### [GOAL OF THE EXERCISE]
In the data below, find every line that has the string "this", and copy it.

Stored entries:
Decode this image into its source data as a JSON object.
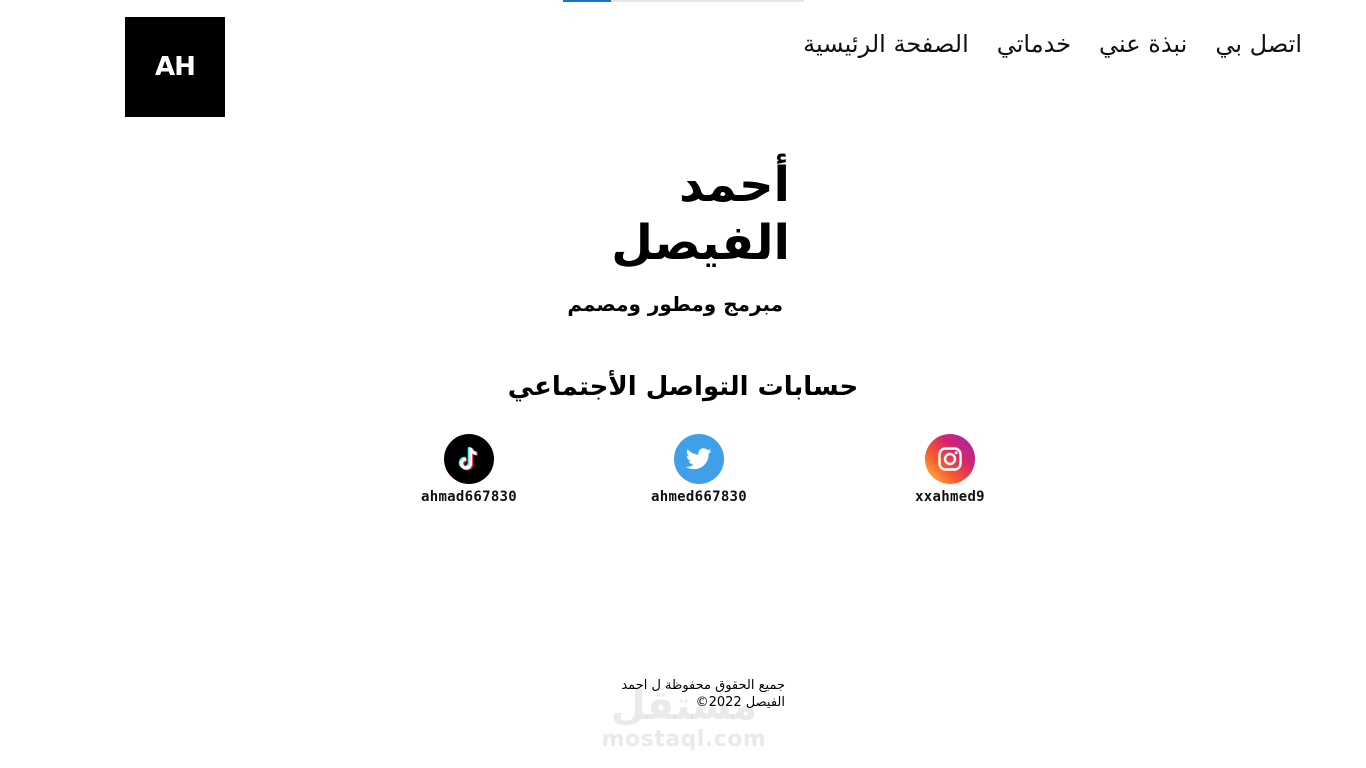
{
  "logo": {
    "text": "AH"
  },
  "nav": {
    "items": [
      {
        "label": "الصفحة الرئيسية"
      },
      {
        "label": "خدماتي"
      },
      {
        "label": "نبذة عني"
      },
      {
        "label": "اتصل بي"
      }
    ]
  },
  "hero": {
    "name_line1": "أحمد",
    "name_line2": "الفيصل",
    "subtitle": "مبرمج ومطور ومصمم"
  },
  "social": {
    "title": "حسابات التواصل الأجتماعي",
    "accounts": [
      {
        "platform": "tiktok-icon",
        "handle": "ahmad667830",
        "color": "#000000"
      },
      {
        "platform": "twitter-icon",
        "handle": "ahmed667830",
        "color": "#3f9fe9"
      },
      {
        "platform": "instagram-icon",
        "handle": "xxahmed9",
        "color": "#d6246e"
      }
    ]
  },
  "footer": {
    "line1": "جميع الحقوق محفوظة ل احمد",
    "line2": "الفيصل 2022©"
  },
  "watermark": {
    "arabic": "مستقل",
    "latin": "mostaql.com"
  }
}
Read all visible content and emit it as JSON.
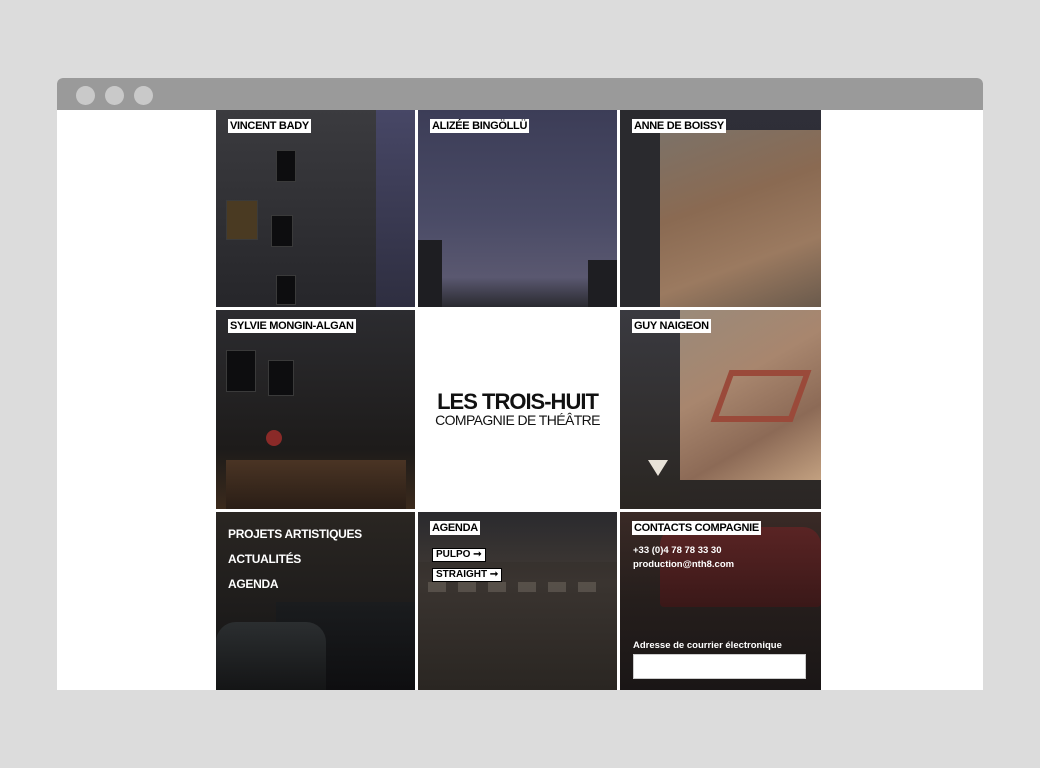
{
  "browser": {
    "window_dots": [
      "close",
      "minimize",
      "maximize"
    ]
  },
  "grid": {
    "people": [
      {
        "name": "VINCENT BADY"
      },
      {
        "name": "ALIZÉE BINGÖLLÜ"
      },
      {
        "name": "ANNE DE BOISSY"
      },
      {
        "name": "SYLVIE MONGIN-ALGAN"
      },
      {
        "name": "GUY NAIGEON"
      }
    ],
    "logo": {
      "title": "LES TROIS-HUIT",
      "subtitle": "COMPAGNIE DE THÉÂTRE"
    },
    "menu": {
      "items": [
        "PROJETS ARTISTIQUES",
        "ACTUALITÉS",
        "AGENDA"
      ]
    },
    "agenda": {
      "heading": "AGENDA",
      "links": [
        "PULPO ➞",
        "STRAIGHT ➞"
      ]
    },
    "contacts": {
      "heading": "CONTACTS COMPAGNIE",
      "phone": "+33 (0)4 78 78 33 30",
      "email": "production@nth8.com",
      "newsletter_label": "Adresse de courrier électronique",
      "newsletter_placeholder": ""
    }
  },
  "colors": {
    "background": "#dcdcdc",
    "titlebar": "#9a9a9a",
    "tag_bg": "#ffffff"
  }
}
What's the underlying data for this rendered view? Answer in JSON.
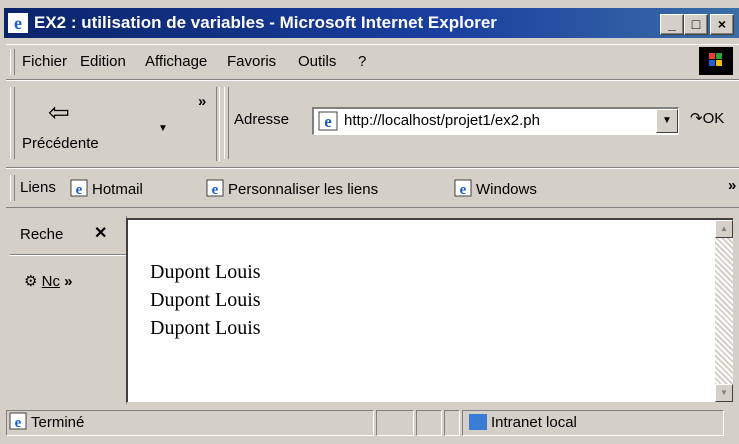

### [FULL RESPONSE]
Decode this image into its source data as a JSON object.
What's the underlying data for this rendered view? Answer in JSON.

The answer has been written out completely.